▶ [Records provided]:
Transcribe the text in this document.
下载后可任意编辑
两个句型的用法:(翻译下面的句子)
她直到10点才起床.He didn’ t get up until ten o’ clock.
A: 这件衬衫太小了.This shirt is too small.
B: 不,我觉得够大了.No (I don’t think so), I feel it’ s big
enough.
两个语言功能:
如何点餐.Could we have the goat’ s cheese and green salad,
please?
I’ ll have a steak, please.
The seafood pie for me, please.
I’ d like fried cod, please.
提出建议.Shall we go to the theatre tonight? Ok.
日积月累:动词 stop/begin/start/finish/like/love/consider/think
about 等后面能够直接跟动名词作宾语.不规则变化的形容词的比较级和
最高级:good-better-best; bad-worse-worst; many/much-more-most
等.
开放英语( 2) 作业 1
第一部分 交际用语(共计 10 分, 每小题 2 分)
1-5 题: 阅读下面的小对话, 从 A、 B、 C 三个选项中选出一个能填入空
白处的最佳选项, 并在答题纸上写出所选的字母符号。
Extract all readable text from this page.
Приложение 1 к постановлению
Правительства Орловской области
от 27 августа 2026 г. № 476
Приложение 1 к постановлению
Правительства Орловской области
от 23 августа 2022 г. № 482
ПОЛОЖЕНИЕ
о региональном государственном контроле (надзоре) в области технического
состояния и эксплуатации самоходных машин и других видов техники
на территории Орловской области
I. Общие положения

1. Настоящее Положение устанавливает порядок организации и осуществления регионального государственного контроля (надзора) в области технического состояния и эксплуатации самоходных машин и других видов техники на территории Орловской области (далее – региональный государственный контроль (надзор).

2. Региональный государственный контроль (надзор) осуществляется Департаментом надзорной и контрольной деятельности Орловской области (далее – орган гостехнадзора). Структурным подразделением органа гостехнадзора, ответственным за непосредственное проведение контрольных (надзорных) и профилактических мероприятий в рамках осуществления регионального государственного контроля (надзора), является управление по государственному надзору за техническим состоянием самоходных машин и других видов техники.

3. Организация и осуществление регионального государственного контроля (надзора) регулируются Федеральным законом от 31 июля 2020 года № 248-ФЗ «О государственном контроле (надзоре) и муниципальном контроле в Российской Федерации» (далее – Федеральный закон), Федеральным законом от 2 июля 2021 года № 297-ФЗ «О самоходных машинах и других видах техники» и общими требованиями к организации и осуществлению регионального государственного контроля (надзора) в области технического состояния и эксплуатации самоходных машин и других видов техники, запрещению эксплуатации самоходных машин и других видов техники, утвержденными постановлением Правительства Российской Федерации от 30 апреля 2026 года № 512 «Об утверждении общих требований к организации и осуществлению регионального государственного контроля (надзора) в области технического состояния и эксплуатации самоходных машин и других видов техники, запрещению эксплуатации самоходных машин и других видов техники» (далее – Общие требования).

▶ [What is being asked]:
Go over the records above and tally each line that includes "территории". Give the total by itself.

▶ [Task answer]:
2